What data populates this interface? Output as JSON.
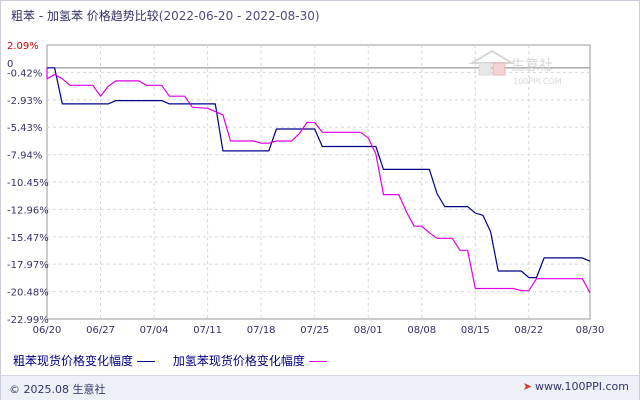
{
  "title": {
    "main": "粗苯 - 加氢苯 价格趋势比较",
    "dates": "(2022-06-20 - 2022-08-30)"
  },
  "watermark": {
    "name": "生意社",
    "url": "100PPI.COM"
  },
  "footer": {
    "copyright": "© 2025.08 生意社",
    "site": "www.100PPI.com"
  },
  "colors": {
    "series_1": "#00008b",
    "series_2": "#e000e0",
    "zero_line": "#808080",
    "grid": "#d8d8d8",
    "background": "#ffffff",
    "axis_top_label": "#cc0000"
  },
  "chart_data": {
    "type": "line",
    "ylim": [
      -22.99,
      2.09
    ],
    "y_ticks": [
      "2.09%",
      "0",
      "-0.42%",
      "-2.93%",
      "-5.43%",
      "-7.94%",
      "-10.45%",
      "-12.96%",
      "-15.47%",
      "-17.97%",
      "-20.48%",
      "-22.99%"
    ],
    "x_ticks": [
      "06/20",
      "06/27",
      "07/04",
      "07/11",
      "07/18",
      "07/25",
      "08/01",
      "08/08",
      "08/15",
      "08/22",
      "08/30"
    ],
    "x_tick_dates": [
      "2022-06-20",
      "2022-06-27",
      "2022-07-04",
      "2022-07-11",
      "2022-07-18",
      "2022-07-25",
      "2022-08-01",
      "2022-08-08",
      "2022-08-15",
      "2022-08-22",
      "2022-08-30"
    ],
    "xlim": [
      "2022-06-20",
      "2022-08-30"
    ],
    "grid": true,
    "legend_position": "bottom",
    "series": [
      {
        "name": "粗苯现货价格变化幅度",
        "color": "#00008b",
        "points": [
          [
            "2022-06-20",
            0.0
          ],
          [
            "2022-06-21",
            0.0
          ],
          [
            "2022-06-22",
            -3.3
          ],
          [
            "2022-06-23",
            -3.3
          ],
          [
            "2022-06-28",
            -3.3
          ],
          [
            "2022-06-29",
            -3.0
          ],
          [
            "2022-07-05",
            -3.0
          ],
          [
            "2022-07-06",
            -3.3
          ],
          [
            "2022-07-11",
            -3.3
          ],
          [
            "2022-07-12",
            -3.3
          ],
          [
            "2022-07-13",
            -7.6
          ],
          [
            "2022-07-14",
            -7.6
          ],
          [
            "2022-07-19",
            -7.6
          ],
          [
            "2022-07-20",
            -5.6
          ],
          [
            "2022-07-21",
            -5.6
          ],
          [
            "2022-07-25",
            -5.6
          ],
          [
            "2022-07-26",
            -7.2
          ],
          [
            "2022-07-27",
            -7.2
          ],
          [
            "2022-08-02",
            -7.2
          ],
          [
            "2022-08-03",
            -9.3
          ],
          [
            "2022-08-04",
            -9.3
          ],
          [
            "2022-08-09",
            -9.3
          ],
          [
            "2022-08-10",
            -11.5
          ],
          [
            "2022-08-11",
            -12.7
          ],
          [
            "2022-08-14",
            -12.7
          ],
          [
            "2022-08-15",
            -13.3
          ],
          [
            "2022-08-16",
            -13.5
          ],
          [
            "2022-08-17",
            -15.0
          ],
          [
            "2022-08-18",
            -18.6
          ],
          [
            "2022-08-19",
            -18.6
          ],
          [
            "2022-08-21",
            -18.6
          ],
          [
            "2022-08-22",
            -19.2
          ],
          [
            "2022-08-23",
            -19.2
          ],
          [
            "2022-08-24",
            -17.4
          ],
          [
            "2022-08-29",
            -17.4
          ],
          [
            "2022-08-30",
            -17.7
          ]
        ]
      },
      {
        "name": "加氢苯现货价格变化幅度",
        "color": "#e000e0",
        "points": [
          [
            "2022-06-20",
            0.0
          ],
          [
            "2022-06-20",
            -1.0
          ],
          [
            "2022-06-21",
            -0.6
          ],
          [
            "2022-06-22",
            -1.0
          ],
          [
            "2022-06-23",
            -1.6
          ],
          [
            "2022-06-26",
            -1.6
          ],
          [
            "2022-06-27",
            -2.6
          ],
          [
            "2022-06-28",
            -1.7
          ],
          [
            "2022-06-29",
            -1.2
          ],
          [
            "2022-07-02",
            -1.2
          ],
          [
            "2022-07-03",
            -1.6
          ],
          [
            "2022-07-05",
            -1.6
          ],
          [
            "2022-07-06",
            -2.6
          ],
          [
            "2022-07-08",
            -2.6
          ],
          [
            "2022-07-09",
            -3.6
          ],
          [
            "2022-07-11",
            -3.7
          ],
          [
            "2022-07-13",
            -4.3
          ],
          [
            "2022-07-14",
            -6.7
          ],
          [
            "2022-07-17",
            -6.7
          ],
          [
            "2022-07-18",
            -6.9
          ],
          [
            "2022-07-19",
            -6.9
          ],
          [
            "2022-07-20",
            -6.7
          ],
          [
            "2022-07-22",
            -6.7
          ],
          [
            "2022-07-23",
            -6.0
          ],
          [
            "2022-07-24",
            -5.0
          ],
          [
            "2022-07-25",
            -5.0
          ],
          [
            "2022-07-26",
            -5.9
          ],
          [
            "2022-07-31",
            -5.9
          ],
          [
            "2022-08-01",
            -6.4
          ],
          [
            "2022-08-02",
            -7.9
          ],
          [
            "2022-08-03",
            -11.6
          ],
          [
            "2022-08-05",
            -11.6
          ],
          [
            "2022-08-06",
            -13.2
          ],
          [
            "2022-08-07",
            -14.5
          ],
          [
            "2022-08-08",
            -14.5
          ],
          [
            "2022-08-09",
            -15.1
          ],
          [
            "2022-08-10",
            -15.6
          ],
          [
            "2022-08-12",
            -15.6
          ],
          [
            "2022-08-13",
            -16.7
          ],
          [
            "2022-08-14",
            -16.7
          ],
          [
            "2022-08-15",
            -20.2
          ],
          [
            "2022-08-20",
            -20.2
          ],
          [
            "2022-08-21",
            -20.4
          ],
          [
            "2022-08-22",
            -20.4
          ],
          [
            "2022-08-23",
            -19.3
          ],
          [
            "2022-08-29",
            -19.3
          ],
          [
            "2022-08-30",
            -20.6
          ]
        ]
      }
    ]
  }
}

Exercise instructions -> Leave out the pictures and repeat everything else in the records exactly.

Problem solution ->
What data populates this interface? Output as JSON.
{
  "title": {
    "main": "粗苯 - 加氢苯 价格趋势比较",
    "dates": "(2022-06-20 - 2022-08-30)"
  },
  "watermark": {
    "name": "生意社",
    "url": "100PPI.COM"
  },
  "footer": {
    "copyright": "© 2025.08 生意社",
    "site": "www.100PPI.com"
  },
  "colors": {
    "series_1": "#00008b",
    "series_2": "#e000e0",
    "zero_line": "#808080",
    "grid": "#d8d8d8",
    "background": "#ffffff",
    "axis_top_label": "#cc0000"
  },
  "chart_data": {
    "type": "line",
    "ylim": [
      -22.99,
      2.09
    ],
    "y_ticks": [
      "2.09%",
      "0",
      "-0.42%",
      "-2.93%",
      "-5.43%",
      "-7.94%",
      "-10.45%",
      "-12.96%",
      "-15.47%",
      "-17.97%",
      "-20.48%",
      "-22.99%"
    ],
    "x_ticks": [
      "06/20",
      "06/27",
      "07/04",
      "07/11",
      "07/18",
      "07/25",
      "08/01",
      "08/08",
      "08/15",
      "08/22",
      "08/30"
    ],
    "x_tick_dates": [
      "2022-06-20",
      "2022-06-27",
      "2022-07-04",
      "2022-07-11",
      "2022-07-18",
      "2022-07-25",
      "2022-08-01",
      "2022-08-08",
      "2022-08-15",
      "2022-08-22",
      "2022-08-30"
    ],
    "xlim": [
      "2022-06-20",
      "2022-08-30"
    ],
    "grid": true,
    "legend_position": "bottom",
    "series": [
      {
        "name": "粗苯现货价格变化幅度",
        "color": "#00008b",
        "points": [
          [
            "2022-06-20",
            0.0
          ],
          [
            "2022-06-21",
            0.0
          ],
          [
            "2022-06-22",
            -3.3
          ],
          [
            "2022-06-23",
            -3.3
          ],
          [
            "2022-06-28",
            -3.3
          ],
          [
            "2022-06-29",
            -3.0
          ],
          [
            "2022-07-05",
            -3.0
          ],
          [
            "2022-07-06",
            -3.3
          ],
          [
            "2022-07-11",
            -3.3
          ],
          [
            "2022-07-12",
            -3.3
          ],
          [
            "2022-07-13",
            -7.6
          ],
          [
            "2022-07-14",
            -7.6
          ],
          [
            "2022-07-19",
            -7.6
          ],
          [
            "2022-07-20",
            -5.6
          ],
          [
            "2022-07-21",
            -5.6
          ],
          [
            "2022-07-25",
            -5.6
          ],
          [
            "2022-07-26",
            -7.2
          ],
          [
            "2022-07-27",
            -7.2
          ],
          [
            "2022-08-02",
            -7.2
          ],
          [
            "2022-08-03",
            -9.3
          ],
          [
            "2022-08-04",
            -9.3
          ],
          [
            "2022-08-09",
            -9.3
          ],
          [
            "2022-08-10",
            -11.5
          ],
          [
            "2022-08-11",
            -12.7
          ],
          [
            "2022-08-14",
            -12.7
          ],
          [
            "2022-08-15",
            -13.3
          ],
          [
            "2022-08-16",
            -13.5
          ],
          [
            "2022-08-17",
            -15.0
          ],
          [
            "2022-08-18",
            -18.6
          ],
          [
            "2022-08-19",
            -18.6
          ],
          [
            "2022-08-21",
            -18.6
          ],
          [
            "2022-08-22",
            -19.2
          ],
          [
            "2022-08-23",
            -19.2
          ],
          [
            "2022-08-24",
            -17.4
          ],
          [
            "2022-08-29",
            -17.4
          ],
          [
            "2022-08-30",
            -17.7
          ]
        ]
      },
      {
        "name": "加氢苯现货价格变化幅度",
        "color": "#e000e0",
        "points": [
          [
            "2022-06-20",
            0.0
          ],
          [
            "2022-06-20",
            -1.0
          ],
          [
            "2022-06-21",
            -0.6
          ],
          [
            "2022-06-22",
            -1.0
          ],
          [
            "2022-06-23",
            -1.6
          ],
          [
            "2022-06-26",
            -1.6
          ],
          [
            "2022-06-27",
            -2.6
          ],
          [
            "2022-06-28",
            -1.7
          ],
          [
            "2022-06-29",
            -1.2
          ],
          [
            "2022-07-02",
            -1.2
          ],
          [
            "2022-07-03",
            -1.6
          ],
          [
            "2022-07-05",
            -1.6
          ],
          [
            "2022-07-06",
            -2.6
          ],
          [
            "2022-07-08",
            -2.6
          ],
          [
            "2022-07-09",
            -3.6
          ],
          [
            "2022-07-11",
            -3.7
          ],
          [
            "2022-07-13",
            -4.3
          ],
          [
            "2022-07-14",
            -6.7
          ],
          [
            "2022-07-17",
            -6.7
          ],
          [
            "2022-07-18",
            -6.9
          ],
          [
            "2022-07-19",
            -6.9
          ],
          [
            "2022-07-20",
            -6.7
          ],
          [
            "2022-07-22",
            -6.7
          ],
          [
            "2022-07-23",
            -6.0
          ],
          [
            "2022-07-24",
            -5.0
          ],
          [
            "2022-07-25",
            -5.0
          ],
          [
            "2022-07-26",
            -5.9
          ],
          [
            "2022-07-31",
            -5.9
          ],
          [
            "2022-08-01",
            -6.4
          ],
          [
            "2022-08-02",
            -7.9
          ],
          [
            "2022-08-03",
            -11.6
          ],
          [
            "2022-08-05",
            -11.6
          ],
          [
            "2022-08-06",
            -13.2
          ],
          [
            "2022-08-07",
            -14.5
          ],
          [
            "2022-08-08",
            -14.5
          ],
          [
            "2022-08-09",
            -15.1
          ],
          [
            "2022-08-10",
            -15.6
          ],
          [
            "2022-08-12",
            -15.6
          ],
          [
            "2022-08-13",
            -16.7
          ],
          [
            "2022-08-14",
            -16.7
          ],
          [
            "2022-08-15",
            -20.2
          ],
          [
            "2022-08-20",
            -20.2
          ],
          [
            "2022-08-21",
            -20.4
          ],
          [
            "2022-08-22",
            -20.4
          ],
          [
            "2022-08-23",
            -19.3
          ],
          [
            "2022-08-29",
            -19.3
          ],
          [
            "2022-08-30",
            -20.6
          ]
        ]
      }
    ]
  }
}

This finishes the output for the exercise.